# START OF Entries
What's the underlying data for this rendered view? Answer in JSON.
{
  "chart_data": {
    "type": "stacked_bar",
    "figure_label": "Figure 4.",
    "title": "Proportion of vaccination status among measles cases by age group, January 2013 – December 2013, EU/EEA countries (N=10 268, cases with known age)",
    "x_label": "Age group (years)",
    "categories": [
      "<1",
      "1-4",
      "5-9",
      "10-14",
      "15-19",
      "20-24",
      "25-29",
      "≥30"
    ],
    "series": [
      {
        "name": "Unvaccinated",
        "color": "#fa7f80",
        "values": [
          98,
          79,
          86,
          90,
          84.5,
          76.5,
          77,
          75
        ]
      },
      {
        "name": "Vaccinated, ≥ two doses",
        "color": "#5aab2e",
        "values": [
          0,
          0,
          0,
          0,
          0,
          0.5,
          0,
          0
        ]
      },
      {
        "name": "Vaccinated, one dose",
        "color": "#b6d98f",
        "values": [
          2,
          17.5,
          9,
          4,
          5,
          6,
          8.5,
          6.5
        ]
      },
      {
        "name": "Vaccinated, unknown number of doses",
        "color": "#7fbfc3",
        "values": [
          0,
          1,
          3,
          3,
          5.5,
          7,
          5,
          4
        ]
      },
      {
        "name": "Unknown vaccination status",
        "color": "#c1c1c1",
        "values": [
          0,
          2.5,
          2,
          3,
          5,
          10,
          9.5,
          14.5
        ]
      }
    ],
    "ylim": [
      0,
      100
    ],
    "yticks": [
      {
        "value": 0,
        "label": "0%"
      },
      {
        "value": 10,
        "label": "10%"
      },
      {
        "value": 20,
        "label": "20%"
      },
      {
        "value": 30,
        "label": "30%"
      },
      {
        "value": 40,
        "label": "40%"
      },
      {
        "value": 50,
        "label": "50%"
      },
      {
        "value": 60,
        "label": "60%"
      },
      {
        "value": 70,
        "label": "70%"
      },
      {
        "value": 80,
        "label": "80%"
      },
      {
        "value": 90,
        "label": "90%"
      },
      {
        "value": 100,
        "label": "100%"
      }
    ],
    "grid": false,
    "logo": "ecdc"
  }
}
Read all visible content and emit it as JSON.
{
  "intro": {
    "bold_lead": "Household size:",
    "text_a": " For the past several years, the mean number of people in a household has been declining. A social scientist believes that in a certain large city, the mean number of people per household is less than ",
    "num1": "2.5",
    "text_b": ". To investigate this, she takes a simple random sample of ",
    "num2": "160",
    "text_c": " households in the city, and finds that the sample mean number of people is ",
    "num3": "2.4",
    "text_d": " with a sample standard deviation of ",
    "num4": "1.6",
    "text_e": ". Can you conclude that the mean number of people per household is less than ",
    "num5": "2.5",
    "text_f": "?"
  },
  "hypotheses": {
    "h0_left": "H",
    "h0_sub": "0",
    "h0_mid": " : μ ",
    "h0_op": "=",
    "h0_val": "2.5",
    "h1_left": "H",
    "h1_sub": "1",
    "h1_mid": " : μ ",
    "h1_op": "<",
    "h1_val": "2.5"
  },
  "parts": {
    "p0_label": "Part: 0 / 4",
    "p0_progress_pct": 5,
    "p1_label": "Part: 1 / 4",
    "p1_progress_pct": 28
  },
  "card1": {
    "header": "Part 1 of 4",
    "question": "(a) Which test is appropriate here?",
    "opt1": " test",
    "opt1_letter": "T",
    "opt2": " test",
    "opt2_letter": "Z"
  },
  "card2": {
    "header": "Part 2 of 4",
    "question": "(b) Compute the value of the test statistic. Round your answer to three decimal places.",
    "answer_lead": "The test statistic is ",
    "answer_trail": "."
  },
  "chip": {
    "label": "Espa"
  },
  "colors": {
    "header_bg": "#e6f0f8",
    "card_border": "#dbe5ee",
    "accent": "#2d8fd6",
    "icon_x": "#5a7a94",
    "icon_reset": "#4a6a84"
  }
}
# END OF Entries
◆ Set problem ◆
Among the records above, how many lines carry the string "test"? Reply with the number alone.

◆ Result of the exercise ◆
5